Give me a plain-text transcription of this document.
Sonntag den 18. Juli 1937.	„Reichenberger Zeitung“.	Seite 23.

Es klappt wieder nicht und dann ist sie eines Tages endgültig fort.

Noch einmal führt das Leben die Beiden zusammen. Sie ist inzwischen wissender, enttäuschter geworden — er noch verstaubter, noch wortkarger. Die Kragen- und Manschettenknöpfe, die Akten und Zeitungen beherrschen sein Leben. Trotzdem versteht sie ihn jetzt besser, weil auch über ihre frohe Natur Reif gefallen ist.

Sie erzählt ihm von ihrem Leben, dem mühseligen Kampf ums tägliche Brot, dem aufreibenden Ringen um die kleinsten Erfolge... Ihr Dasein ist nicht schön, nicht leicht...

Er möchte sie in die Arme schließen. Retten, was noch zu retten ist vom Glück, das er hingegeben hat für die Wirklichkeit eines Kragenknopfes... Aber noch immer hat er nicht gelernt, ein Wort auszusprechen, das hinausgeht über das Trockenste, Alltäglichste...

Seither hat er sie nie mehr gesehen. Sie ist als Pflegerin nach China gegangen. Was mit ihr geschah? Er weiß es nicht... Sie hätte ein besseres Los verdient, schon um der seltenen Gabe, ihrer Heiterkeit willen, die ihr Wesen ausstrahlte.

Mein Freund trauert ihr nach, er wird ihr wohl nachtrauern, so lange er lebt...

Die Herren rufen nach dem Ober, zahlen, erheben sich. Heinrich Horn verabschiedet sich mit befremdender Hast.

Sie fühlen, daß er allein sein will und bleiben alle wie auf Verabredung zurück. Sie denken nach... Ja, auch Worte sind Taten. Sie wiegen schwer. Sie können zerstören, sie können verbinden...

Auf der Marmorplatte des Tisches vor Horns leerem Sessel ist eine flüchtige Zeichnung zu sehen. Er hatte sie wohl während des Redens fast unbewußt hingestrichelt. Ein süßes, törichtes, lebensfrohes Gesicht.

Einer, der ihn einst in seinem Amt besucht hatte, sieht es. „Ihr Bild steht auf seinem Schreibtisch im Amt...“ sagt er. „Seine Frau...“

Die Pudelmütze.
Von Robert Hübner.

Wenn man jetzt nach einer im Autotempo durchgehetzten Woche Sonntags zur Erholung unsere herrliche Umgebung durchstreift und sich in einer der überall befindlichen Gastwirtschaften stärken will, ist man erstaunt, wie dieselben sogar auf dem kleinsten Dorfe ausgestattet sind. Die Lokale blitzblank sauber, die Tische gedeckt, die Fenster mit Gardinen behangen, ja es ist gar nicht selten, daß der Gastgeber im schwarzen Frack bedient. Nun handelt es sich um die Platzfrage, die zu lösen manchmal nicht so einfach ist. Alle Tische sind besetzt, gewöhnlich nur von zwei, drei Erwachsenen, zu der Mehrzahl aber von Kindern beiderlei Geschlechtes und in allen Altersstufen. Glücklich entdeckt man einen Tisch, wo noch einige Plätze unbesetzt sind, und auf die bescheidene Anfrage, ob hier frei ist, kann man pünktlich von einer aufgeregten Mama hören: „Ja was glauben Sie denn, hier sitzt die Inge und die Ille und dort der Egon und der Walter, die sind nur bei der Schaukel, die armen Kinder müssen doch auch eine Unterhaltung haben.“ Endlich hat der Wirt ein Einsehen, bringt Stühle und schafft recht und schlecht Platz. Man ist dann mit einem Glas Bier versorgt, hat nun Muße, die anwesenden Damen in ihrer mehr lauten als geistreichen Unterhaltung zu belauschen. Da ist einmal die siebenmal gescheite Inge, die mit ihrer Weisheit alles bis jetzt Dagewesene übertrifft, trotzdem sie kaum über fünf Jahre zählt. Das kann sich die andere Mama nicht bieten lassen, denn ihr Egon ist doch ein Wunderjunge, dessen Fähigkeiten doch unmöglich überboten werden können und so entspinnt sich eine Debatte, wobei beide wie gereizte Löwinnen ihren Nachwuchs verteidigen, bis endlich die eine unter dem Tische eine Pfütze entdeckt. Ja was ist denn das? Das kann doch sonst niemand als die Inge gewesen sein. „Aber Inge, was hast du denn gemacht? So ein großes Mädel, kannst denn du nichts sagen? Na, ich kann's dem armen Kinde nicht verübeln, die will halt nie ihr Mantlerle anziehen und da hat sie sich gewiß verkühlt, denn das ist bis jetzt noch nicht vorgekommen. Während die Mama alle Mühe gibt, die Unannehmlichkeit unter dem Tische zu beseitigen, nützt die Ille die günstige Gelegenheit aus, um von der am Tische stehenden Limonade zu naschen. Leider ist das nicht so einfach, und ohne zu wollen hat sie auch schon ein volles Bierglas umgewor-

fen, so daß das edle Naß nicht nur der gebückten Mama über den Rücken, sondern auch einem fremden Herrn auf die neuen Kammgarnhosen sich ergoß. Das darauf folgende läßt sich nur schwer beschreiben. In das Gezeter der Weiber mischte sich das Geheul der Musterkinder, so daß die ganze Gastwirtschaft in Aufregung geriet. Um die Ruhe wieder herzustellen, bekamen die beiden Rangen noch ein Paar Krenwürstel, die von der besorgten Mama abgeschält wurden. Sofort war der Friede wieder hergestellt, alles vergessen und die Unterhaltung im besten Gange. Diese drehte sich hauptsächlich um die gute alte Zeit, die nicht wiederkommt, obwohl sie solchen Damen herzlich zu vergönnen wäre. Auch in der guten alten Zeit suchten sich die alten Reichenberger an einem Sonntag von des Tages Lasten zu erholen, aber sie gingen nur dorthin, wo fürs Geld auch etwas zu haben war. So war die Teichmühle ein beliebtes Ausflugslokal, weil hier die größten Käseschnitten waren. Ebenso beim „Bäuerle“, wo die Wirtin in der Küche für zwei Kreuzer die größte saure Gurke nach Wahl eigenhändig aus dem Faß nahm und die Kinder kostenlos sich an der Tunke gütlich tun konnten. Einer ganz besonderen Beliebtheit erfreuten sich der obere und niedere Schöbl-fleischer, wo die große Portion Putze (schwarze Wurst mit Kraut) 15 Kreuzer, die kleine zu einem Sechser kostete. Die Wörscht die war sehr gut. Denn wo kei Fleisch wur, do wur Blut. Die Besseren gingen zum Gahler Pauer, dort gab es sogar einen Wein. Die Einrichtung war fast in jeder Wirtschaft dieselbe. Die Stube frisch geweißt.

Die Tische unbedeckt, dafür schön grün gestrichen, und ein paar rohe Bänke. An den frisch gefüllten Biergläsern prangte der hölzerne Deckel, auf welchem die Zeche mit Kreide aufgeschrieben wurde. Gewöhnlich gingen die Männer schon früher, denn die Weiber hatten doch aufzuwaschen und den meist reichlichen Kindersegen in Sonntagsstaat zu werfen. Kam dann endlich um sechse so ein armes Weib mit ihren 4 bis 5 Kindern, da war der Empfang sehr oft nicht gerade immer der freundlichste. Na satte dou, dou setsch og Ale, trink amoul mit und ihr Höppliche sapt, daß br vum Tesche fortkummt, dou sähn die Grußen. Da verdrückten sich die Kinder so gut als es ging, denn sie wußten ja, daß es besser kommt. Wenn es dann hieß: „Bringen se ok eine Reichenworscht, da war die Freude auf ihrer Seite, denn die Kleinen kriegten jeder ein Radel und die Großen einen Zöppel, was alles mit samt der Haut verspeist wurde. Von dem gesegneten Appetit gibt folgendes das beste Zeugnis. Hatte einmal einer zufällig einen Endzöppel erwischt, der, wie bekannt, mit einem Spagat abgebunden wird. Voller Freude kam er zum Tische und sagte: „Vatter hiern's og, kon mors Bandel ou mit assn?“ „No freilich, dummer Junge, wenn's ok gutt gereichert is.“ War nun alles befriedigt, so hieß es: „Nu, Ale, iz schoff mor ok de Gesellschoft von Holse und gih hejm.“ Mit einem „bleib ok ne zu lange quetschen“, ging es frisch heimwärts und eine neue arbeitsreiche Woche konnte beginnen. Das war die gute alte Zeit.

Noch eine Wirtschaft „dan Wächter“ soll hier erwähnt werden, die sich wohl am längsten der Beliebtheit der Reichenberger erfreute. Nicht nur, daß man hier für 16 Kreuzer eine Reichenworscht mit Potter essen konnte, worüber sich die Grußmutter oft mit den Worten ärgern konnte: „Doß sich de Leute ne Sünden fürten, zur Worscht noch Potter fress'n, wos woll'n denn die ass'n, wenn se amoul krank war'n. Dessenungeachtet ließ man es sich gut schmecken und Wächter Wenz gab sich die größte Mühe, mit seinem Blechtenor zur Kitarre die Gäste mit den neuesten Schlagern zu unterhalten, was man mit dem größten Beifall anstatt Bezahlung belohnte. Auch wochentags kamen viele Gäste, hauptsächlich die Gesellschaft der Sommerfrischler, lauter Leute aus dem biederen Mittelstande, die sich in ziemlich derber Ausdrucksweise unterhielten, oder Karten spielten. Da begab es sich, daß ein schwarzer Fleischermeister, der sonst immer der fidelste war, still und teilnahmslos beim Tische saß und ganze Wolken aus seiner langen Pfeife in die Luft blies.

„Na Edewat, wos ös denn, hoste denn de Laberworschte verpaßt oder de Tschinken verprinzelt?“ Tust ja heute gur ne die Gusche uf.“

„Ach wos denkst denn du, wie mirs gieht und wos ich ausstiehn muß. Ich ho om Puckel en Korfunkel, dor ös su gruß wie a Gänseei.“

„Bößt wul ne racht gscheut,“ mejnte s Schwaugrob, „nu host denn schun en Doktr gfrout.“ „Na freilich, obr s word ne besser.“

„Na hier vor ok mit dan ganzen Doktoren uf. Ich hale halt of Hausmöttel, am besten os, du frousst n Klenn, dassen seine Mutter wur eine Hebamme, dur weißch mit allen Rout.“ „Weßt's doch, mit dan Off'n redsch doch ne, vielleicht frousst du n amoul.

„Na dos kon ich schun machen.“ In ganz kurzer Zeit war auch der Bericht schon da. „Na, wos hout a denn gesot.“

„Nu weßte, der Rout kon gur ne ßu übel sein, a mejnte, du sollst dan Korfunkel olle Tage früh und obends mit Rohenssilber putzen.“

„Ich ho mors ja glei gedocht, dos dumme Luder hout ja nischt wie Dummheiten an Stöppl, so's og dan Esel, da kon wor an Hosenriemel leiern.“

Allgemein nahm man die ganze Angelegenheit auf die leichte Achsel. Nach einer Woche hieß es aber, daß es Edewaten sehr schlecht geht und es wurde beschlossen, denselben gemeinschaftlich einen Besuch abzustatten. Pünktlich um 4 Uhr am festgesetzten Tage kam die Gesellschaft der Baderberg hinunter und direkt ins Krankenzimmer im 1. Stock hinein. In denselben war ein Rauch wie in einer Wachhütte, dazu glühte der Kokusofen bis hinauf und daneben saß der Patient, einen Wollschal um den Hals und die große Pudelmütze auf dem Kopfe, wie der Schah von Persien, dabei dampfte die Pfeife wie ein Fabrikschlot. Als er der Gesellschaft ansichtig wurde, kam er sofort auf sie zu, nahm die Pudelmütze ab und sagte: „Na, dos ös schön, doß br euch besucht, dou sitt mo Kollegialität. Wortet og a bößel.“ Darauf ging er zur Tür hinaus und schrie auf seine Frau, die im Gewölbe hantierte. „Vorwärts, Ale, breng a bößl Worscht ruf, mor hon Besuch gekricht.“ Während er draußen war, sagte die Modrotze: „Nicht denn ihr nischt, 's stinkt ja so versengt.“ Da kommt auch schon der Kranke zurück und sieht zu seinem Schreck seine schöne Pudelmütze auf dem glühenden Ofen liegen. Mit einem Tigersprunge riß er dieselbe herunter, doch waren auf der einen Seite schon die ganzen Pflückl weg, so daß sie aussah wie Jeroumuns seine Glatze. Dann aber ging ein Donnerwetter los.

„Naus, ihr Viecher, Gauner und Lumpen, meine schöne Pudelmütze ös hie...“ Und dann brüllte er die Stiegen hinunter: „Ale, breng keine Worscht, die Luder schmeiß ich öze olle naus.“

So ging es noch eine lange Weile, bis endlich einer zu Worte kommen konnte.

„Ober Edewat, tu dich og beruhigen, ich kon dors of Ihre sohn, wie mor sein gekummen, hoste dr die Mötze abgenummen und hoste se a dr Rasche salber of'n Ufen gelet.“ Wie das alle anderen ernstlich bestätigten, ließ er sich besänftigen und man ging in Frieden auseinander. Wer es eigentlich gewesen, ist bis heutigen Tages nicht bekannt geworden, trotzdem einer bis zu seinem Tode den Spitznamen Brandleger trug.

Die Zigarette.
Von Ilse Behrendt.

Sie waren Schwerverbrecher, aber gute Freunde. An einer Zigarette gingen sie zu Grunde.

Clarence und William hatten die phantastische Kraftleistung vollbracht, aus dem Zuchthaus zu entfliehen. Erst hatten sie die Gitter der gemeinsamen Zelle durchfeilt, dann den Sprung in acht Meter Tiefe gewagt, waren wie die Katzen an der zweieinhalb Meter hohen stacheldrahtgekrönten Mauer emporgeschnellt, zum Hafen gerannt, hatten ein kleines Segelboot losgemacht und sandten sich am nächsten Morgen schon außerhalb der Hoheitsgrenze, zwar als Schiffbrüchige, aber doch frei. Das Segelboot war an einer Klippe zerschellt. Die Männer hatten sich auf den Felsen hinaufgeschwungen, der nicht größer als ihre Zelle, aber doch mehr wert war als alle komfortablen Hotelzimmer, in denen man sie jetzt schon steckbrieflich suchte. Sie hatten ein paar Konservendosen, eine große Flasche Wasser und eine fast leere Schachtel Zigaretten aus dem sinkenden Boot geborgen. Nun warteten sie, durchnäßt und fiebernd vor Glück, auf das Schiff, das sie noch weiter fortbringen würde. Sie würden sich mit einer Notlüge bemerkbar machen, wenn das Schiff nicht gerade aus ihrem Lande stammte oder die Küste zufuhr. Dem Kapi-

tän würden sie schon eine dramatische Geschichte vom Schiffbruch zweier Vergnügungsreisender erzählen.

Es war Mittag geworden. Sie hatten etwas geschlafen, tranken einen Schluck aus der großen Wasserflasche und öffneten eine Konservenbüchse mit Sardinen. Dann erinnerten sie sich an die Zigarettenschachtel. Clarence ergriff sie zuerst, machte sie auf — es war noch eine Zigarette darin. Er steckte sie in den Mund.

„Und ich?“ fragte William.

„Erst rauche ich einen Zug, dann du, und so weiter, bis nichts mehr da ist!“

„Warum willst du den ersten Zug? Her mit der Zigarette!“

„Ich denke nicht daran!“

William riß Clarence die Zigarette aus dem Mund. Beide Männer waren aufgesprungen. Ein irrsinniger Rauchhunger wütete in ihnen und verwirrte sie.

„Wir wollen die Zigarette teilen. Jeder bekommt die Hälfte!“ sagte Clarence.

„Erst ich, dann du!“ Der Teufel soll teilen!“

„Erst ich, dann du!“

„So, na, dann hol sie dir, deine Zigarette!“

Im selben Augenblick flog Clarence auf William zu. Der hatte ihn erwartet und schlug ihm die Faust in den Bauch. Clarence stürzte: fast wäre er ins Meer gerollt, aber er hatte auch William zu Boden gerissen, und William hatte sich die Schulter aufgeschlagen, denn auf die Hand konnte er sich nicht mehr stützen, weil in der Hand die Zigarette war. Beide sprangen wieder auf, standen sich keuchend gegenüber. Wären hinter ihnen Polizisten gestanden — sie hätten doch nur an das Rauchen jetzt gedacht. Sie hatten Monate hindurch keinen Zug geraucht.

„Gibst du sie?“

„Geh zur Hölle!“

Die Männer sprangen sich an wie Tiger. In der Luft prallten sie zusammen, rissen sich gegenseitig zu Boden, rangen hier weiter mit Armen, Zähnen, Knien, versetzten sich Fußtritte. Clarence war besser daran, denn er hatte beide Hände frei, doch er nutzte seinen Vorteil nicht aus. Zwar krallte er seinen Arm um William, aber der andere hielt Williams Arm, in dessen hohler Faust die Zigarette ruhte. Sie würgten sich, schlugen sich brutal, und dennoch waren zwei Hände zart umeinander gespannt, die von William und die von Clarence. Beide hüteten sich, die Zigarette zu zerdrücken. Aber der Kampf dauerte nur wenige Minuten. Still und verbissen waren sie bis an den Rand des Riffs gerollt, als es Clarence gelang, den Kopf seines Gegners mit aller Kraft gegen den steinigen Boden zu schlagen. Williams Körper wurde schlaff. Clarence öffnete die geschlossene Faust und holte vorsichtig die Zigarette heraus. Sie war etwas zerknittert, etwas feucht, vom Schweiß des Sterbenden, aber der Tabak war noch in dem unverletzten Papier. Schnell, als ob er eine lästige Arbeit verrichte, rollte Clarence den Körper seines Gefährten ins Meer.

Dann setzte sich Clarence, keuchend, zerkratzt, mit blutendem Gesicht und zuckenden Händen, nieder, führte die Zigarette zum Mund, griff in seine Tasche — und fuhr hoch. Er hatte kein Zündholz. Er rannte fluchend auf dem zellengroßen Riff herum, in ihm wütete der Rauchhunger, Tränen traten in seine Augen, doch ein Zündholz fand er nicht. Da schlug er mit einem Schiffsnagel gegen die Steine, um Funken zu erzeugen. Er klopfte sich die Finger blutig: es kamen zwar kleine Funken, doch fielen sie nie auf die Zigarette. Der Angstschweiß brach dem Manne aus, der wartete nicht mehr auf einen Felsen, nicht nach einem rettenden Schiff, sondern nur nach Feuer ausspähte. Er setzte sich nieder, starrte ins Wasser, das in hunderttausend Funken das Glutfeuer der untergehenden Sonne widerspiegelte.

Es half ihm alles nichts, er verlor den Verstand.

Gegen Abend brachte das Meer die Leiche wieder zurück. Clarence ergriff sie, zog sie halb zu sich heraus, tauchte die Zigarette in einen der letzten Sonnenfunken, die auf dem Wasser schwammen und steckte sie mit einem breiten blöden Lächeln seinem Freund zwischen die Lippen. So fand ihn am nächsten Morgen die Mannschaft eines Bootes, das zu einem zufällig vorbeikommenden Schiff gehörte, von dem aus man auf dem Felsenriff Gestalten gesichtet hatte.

* * *

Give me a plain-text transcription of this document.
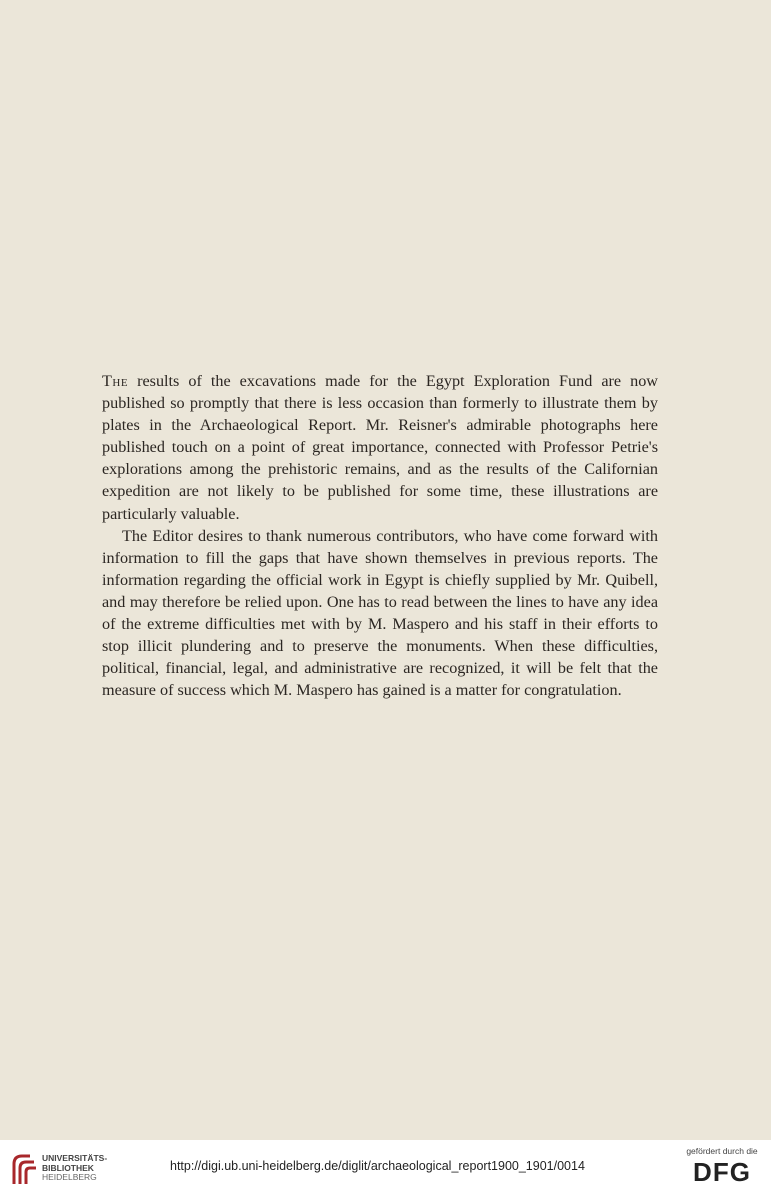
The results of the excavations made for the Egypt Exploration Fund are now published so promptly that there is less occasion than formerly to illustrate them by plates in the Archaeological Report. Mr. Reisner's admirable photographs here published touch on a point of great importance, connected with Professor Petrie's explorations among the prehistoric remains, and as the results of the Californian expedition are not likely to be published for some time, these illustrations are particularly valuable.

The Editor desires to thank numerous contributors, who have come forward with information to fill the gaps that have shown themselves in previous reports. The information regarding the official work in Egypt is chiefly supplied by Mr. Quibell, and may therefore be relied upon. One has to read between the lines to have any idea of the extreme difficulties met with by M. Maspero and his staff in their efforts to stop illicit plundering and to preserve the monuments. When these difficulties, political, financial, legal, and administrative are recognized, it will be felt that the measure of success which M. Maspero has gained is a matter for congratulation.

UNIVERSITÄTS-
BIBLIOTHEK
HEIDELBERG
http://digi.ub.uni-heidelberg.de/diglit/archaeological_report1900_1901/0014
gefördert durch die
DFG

---

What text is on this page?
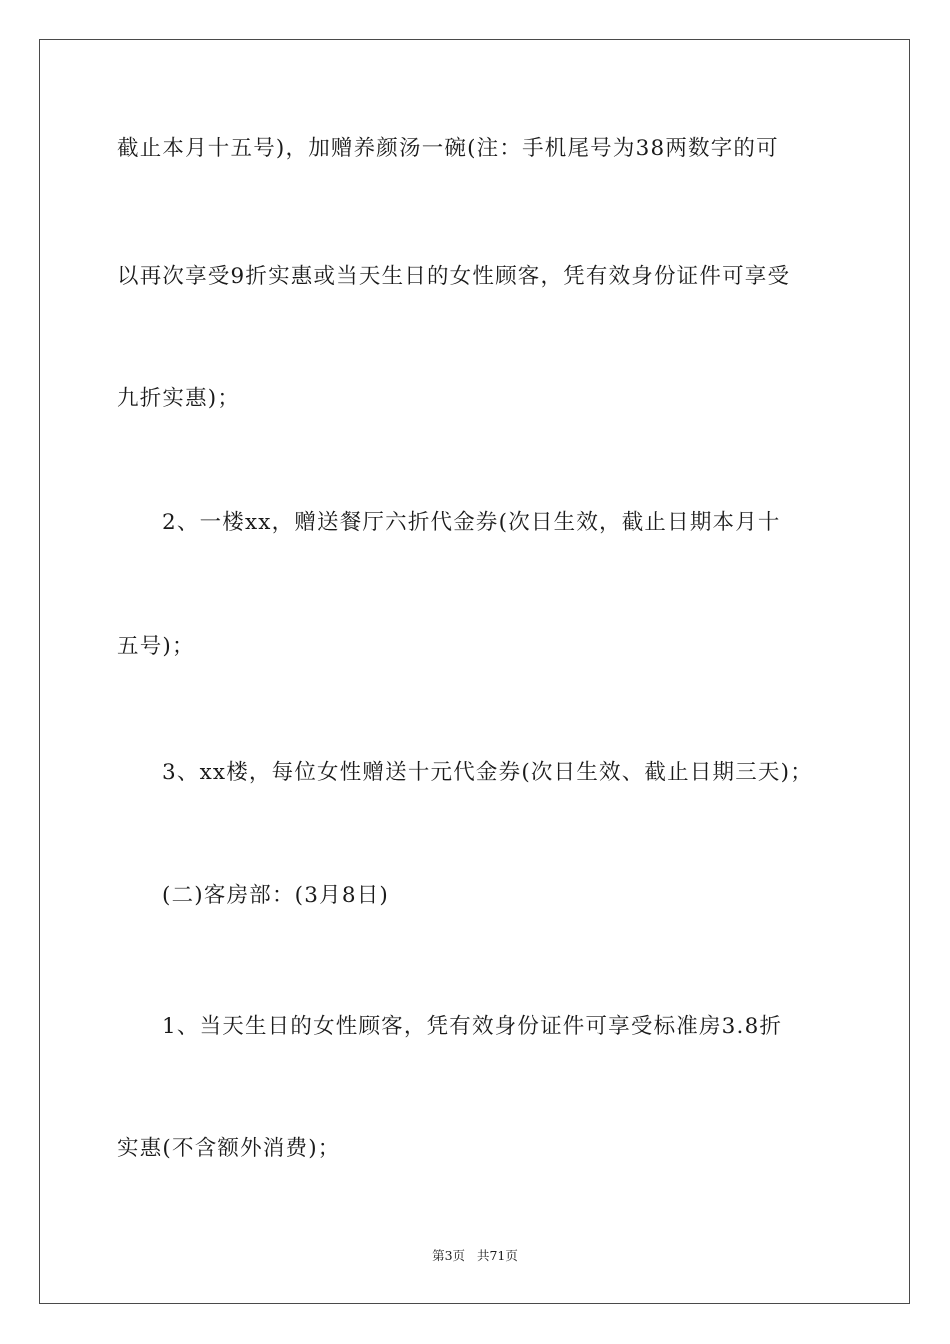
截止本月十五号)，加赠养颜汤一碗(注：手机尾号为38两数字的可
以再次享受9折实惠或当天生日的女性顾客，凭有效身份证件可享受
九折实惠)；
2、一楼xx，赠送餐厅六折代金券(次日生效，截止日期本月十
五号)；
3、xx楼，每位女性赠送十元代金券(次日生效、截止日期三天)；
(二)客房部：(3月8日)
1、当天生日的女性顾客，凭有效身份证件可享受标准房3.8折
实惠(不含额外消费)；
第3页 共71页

WRITTEN REQUEST> Reproduce every line from the entries that holds the word "ihnen".

FINAL RESULT>
William riß Clarence die Zigarette aus dem Mund. Beide Männer waren aufgesprungen. Ein irrsinniger Rauchhunger wütete in ihnen und verwirrte sie.
Im selben Augenblick flog Clarence auf William zu. Der hatte ihn erwartet und schlug ihm die Faust in den Bauch. Clarence stürzte: fast wäre er ins Meer gerollt, aber er hatte auch William zu Boden gerissen, und William hatte sich die Schulter aufgeschlagen, denn auf die Hand konnte er sich nicht mehr stützen, weil in der Hand die Zigarette war. Beide sprangen wieder auf, standen sich keuchend gegenüber. Wären hinter ihnen Polizisten gestanden — sie hätten doch nur an das Rauchen jetzt gedacht. Sie hatten Monate hindurch keinen Zug geraucht.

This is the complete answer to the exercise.